*What you should do*.
What follows is a set of entries. Repeat them exactly, but not their pictures.

*Source data*.
┏━━

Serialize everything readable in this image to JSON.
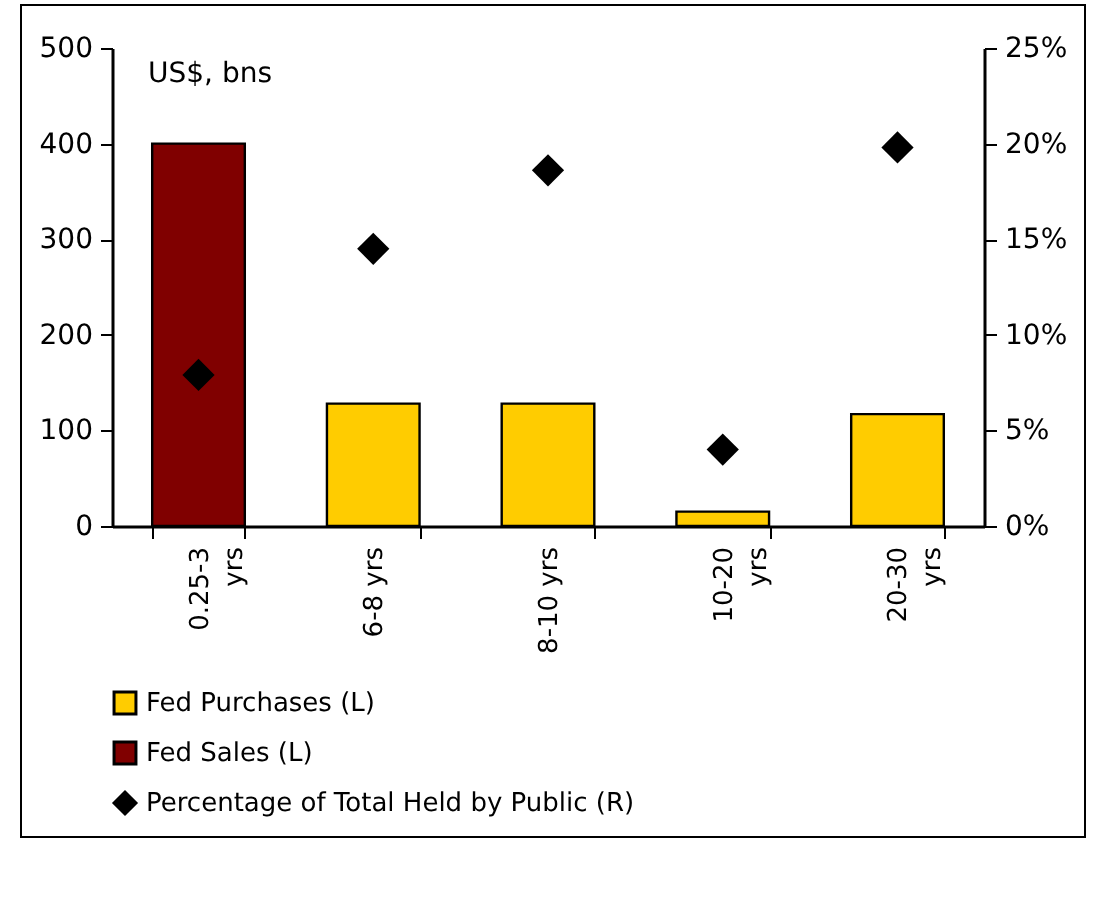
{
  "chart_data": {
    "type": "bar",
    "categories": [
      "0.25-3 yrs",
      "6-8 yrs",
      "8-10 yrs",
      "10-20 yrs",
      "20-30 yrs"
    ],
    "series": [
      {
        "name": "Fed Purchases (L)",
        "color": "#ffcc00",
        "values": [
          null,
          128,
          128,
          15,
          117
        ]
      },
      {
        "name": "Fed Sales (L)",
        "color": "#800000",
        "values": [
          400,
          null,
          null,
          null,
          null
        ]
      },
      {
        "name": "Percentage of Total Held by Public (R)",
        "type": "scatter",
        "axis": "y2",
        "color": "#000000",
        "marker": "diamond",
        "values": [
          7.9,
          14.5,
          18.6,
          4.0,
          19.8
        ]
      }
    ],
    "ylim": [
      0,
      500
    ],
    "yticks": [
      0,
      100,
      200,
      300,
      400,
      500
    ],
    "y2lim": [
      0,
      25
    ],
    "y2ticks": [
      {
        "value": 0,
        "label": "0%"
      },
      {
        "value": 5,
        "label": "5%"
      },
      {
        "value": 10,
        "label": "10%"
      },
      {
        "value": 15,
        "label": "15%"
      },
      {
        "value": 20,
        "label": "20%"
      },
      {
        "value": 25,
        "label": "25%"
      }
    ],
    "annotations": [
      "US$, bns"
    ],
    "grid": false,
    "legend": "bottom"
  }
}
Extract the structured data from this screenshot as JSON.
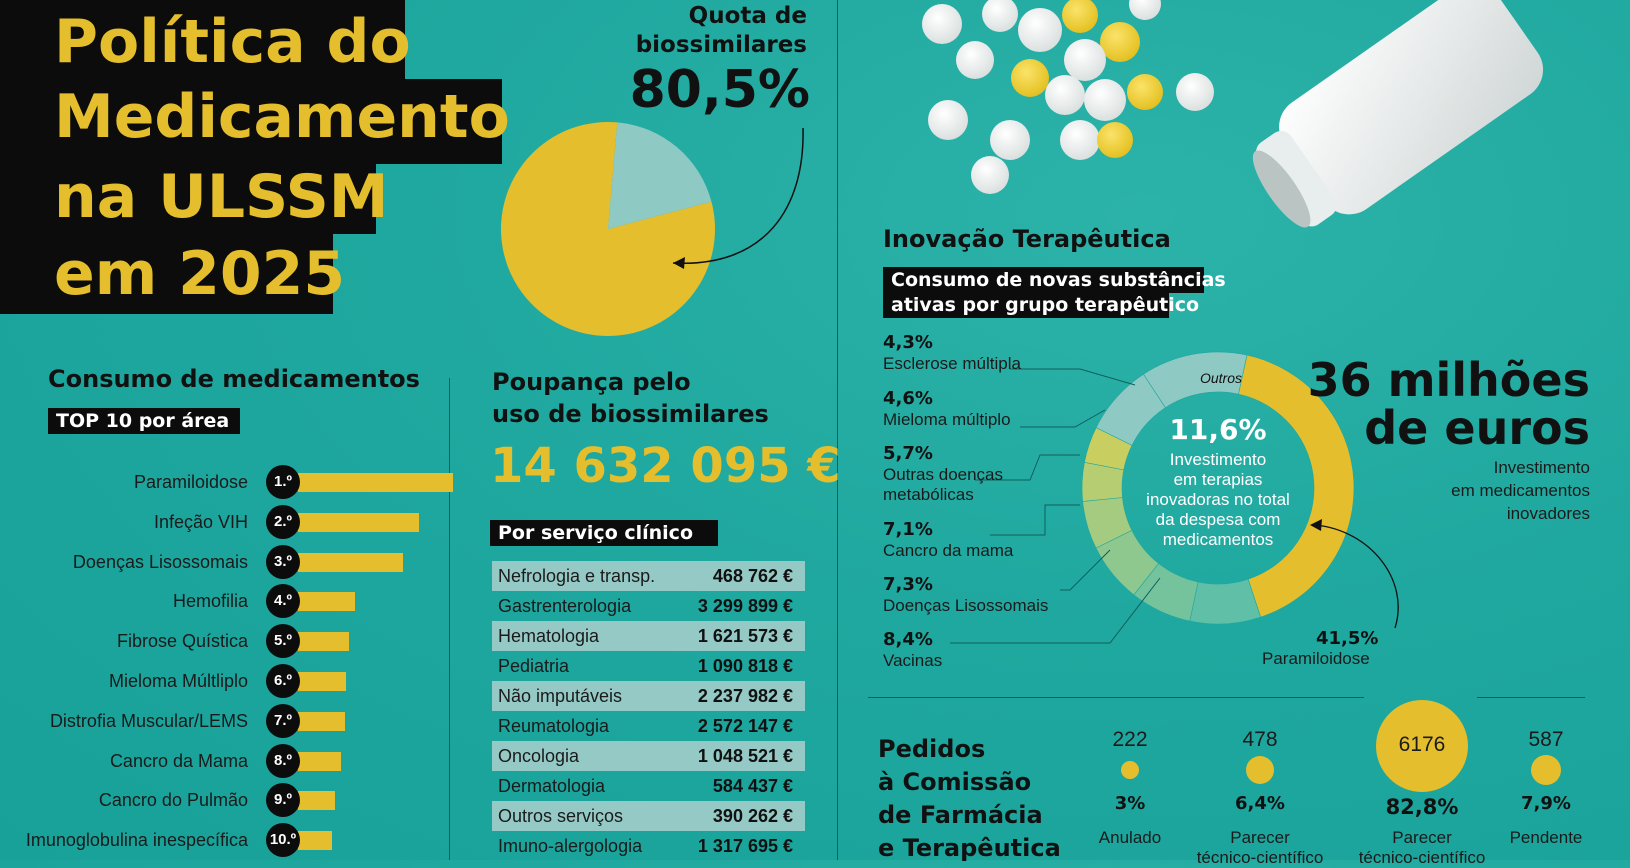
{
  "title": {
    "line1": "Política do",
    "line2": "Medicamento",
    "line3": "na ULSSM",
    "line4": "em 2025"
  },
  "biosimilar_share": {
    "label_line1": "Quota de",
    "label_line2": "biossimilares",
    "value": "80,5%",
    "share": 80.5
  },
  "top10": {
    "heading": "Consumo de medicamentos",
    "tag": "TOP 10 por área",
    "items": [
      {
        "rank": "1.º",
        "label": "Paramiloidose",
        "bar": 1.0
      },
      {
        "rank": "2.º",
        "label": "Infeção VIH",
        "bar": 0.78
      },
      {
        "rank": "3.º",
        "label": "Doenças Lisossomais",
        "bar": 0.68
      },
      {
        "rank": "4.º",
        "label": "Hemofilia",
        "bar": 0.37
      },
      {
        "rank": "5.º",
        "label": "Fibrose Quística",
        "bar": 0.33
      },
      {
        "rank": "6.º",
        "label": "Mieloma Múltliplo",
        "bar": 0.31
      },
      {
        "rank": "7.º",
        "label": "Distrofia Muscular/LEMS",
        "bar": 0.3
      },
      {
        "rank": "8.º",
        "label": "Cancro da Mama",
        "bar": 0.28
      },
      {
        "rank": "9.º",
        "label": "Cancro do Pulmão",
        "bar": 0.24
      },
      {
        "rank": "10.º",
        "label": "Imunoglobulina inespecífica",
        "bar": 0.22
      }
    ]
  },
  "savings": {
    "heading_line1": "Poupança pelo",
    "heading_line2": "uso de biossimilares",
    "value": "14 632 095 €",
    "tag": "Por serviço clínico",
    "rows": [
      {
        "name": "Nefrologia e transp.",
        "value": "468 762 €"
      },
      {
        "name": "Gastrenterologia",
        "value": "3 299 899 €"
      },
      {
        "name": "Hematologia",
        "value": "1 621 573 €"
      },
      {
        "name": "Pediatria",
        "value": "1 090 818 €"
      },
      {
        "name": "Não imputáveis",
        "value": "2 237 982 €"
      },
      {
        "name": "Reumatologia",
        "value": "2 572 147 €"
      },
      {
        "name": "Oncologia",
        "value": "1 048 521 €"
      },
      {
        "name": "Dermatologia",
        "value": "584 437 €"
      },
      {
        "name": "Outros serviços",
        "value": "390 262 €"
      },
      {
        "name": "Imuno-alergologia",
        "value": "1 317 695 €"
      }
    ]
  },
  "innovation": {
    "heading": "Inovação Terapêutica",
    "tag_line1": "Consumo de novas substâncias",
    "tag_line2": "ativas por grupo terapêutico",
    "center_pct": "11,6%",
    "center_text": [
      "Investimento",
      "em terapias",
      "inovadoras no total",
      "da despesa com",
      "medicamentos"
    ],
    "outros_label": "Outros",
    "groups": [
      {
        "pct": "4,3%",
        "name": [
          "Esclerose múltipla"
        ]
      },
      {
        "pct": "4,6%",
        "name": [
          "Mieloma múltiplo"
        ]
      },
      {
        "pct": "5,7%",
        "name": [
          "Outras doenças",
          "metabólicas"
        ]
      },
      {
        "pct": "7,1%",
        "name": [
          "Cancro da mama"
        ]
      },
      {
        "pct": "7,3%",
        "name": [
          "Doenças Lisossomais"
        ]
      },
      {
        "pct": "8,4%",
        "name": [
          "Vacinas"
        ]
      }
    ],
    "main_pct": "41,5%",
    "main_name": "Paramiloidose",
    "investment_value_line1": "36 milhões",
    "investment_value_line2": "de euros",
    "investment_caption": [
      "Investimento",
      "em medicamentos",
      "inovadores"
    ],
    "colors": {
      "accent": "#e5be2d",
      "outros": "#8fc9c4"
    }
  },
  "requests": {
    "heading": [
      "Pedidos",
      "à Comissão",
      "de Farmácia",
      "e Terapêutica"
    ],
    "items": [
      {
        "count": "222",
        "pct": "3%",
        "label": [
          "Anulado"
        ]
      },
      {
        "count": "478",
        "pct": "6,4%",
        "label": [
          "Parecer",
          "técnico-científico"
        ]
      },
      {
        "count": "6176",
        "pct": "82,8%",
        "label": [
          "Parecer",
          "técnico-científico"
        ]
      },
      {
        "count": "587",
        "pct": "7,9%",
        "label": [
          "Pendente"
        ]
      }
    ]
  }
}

┗━━

*Response for this exercise*.
Serialize everything readable in this image to JSON.
{
  "chart_data": {
    "type": "bar",
    "categories": [
      "0.25-3 yrs",
      "6-8 yrs",
      "8-10 yrs",
      "10-20 yrs",
      "20-30 yrs"
    ],
    "series": [
      {
        "name": "Fed Purchases (L)",
        "color": "#ffcc00",
        "values": [
          null,
          128,
          128,
          15,
          117
        ]
      },
      {
        "name": "Fed Sales (L)",
        "color": "#800000",
        "values": [
          400,
          null,
          null,
          null,
          null
        ]
      },
      {
        "name": "Percentage of Total Held by Public (R)",
        "type": "scatter",
        "axis": "y2",
        "color": "#000000",
        "marker": "diamond",
        "values": [
          7.9,
          14.5,
          18.6,
          4.0,
          19.8
        ]
      }
    ],
    "ylim": [
      0,
      500
    ],
    "yticks": [
      0,
      100,
      200,
      300,
      400,
      500
    ],
    "y2lim": [
      0,
      25
    ],
    "y2ticks": [
      {
        "value": 0,
        "label": "0%"
      },
      {
        "value": 5,
        "label": "5%"
      },
      {
        "value": 10,
        "label": "10%"
      },
      {
        "value": 15,
        "label": "15%"
      },
      {
        "value": 20,
        "label": "20%"
      },
      {
        "value": 25,
        "label": "25%"
      }
    ],
    "annotations": [
      "US$, bns"
    ],
    "grid": false,
    "legend": "bottom"
  }
}
Extract the structured data from this screenshot as JSON.
{
  "title": {
    "line1": "Política do",
    "line2": "Medicamento",
    "line3": "na ULSSM",
    "line4": "em 2025"
  },
  "biosimilar_share": {
    "label_line1": "Quota de",
    "label_line2": "biossimilares",
    "value": "80,5%",
    "share": 80.5
  },
  "top10": {
    "heading": "Consumo de medicamentos",
    "tag": "TOP 10 por área",
    "items": [
      {
        "rank": "1.º",
        "label": "Paramiloidose",
        "bar": 1.0
      },
      {
        "rank": "2.º",
        "label": "Infeção VIH",
        "bar": 0.78
      },
      {
        "rank": "3.º",
        "label": "Doenças Lisossomais",
        "bar": 0.68
      },
      {
        "rank": "4.º",
        "label": "Hemofilia",
        "bar": 0.37
      },
      {
        "rank": "5.º",
        "label": "Fibrose Quística",
        "bar": 0.33
      },
      {
        "rank": "6.º",
        "label": "Mieloma Múltliplo",
        "bar": 0.31
      },
      {
        "rank": "7.º",
        "label": "Distrofia Muscular/LEMS",
        "bar": 0.3
      },
      {
        "rank": "8.º",
        "label": "Cancro da Mama",
        "bar": 0.28
      },
      {
        "rank": "9.º",
        "label": "Cancro do Pulmão",
        "bar": 0.24
      },
      {
        "rank": "10.º",
        "label": "Imunoglobulina inespecífica",
        "bar": 0.22
      }
    ]
  },
  "savings": {
    "heading_line1": "Poupança pelo",
    "heading_line2": "uso de biossimilares",
    "value": "14 632 095 €",
    "tag": "Por serviço clínico",
    "rows": [
      {
        "name": "Nefrologia e transp.",
        "value": "468 762 €"
      },
      {
        "name": "Gastrenterologia",
        "value": "3 299 899 €"
      },
      {
        "name": "Hematologia",
        "value": "1 621 573 €"
      },
      {
        "name": "Pediatria",
        "value": "1 090 818 €"
      },
      {
        "name": "Não imputáveis",
        "value": "2 237 982 €"
      },
      {
        "name": "Reumatologia",
        "value": "2 572 147 €"
      },
      {
        "name": "Oncologia",
        "value": "1 048 521 €"
      },
      {
        "name": "Dermatologia",
        "value": "584 437 €"
      },
      {
        "name": "Outros serviços",
        "value": "390 262 €"
      },
      {
        "name": "Imuno-alergologia",
        "value": "1 317 695 €"
      }
    ]
  },
  "innovation": {
    "heading": "Inovação Terapêutica",
    "tag_line1": "Consumo de novas substâncias",
    "tag_line2": "ativas por grupo terapêutico",
    "center_pct": "11,6%",
    "center_text": [
      "Investimento",
      "em terapias",
      "inovadoras no total",
      "da despesa com",
      "medicamentos"
    ],
    "outros_label": "Outros",
    "groups": [
      {
        "pct": "4,3%",
        "name": [
          "Esclerose múltipla"
        ]
      },
      {
        "pct": "4,6%",
        "name": [
          "Mieloma múltiplo"
        ]
      },
      {
        "pct": "5,7%",
        "name": [
          "Outras doenças",
          "metabólicas"
        ]
      },
      {
        "pct": "7,1%",
        "name": [
          "Cancro da mama"
        ]
      },
      {
        "pct": "7,3%",
        "name": [
          "Doenças Lisossomais"
        ]
      },
      {
        "pct": "8,4%",
        "name": [
          "Vacinas"
        ]
      }
    ],
    "main_pct": "41,5%",
    "main_name": "Paramiloidose",
    "investment_value_line1": "36 milhões",
    "investment_value_line2": "de euros",
    "investment_caption": [
      "Investimento",
      "em medicamentos",
      "inovadores"
    ],
    "colors": {
      "accent": "#e5be2d",
      "outros": "#8fc9c4"
    }
  },
  "requests": {
    "heading": [
      "Pedidos",
      "à Comissão",
      "de Farmácia",
      "e Terapêutica"
    ],
    "items": [
      {
        "count": "222",
        "pct": "3%",
        "label": [
          "Anulado"
        ]
      },
      {
        "count": "478",
        "pct": "6,4%",
        "label": [
          "Parecer",
          "técnico-científico"
        ]
      },
      {
        "count": "6176",
        "pct": "82,8%",
        "label": [
          "Parecer",
          "técnico-científico"
        ]
      },
      {
        "count": "587",
        "pct": "7,9%",
        "label": [
          "Pendente"
        ]
      }
    ]
  }
}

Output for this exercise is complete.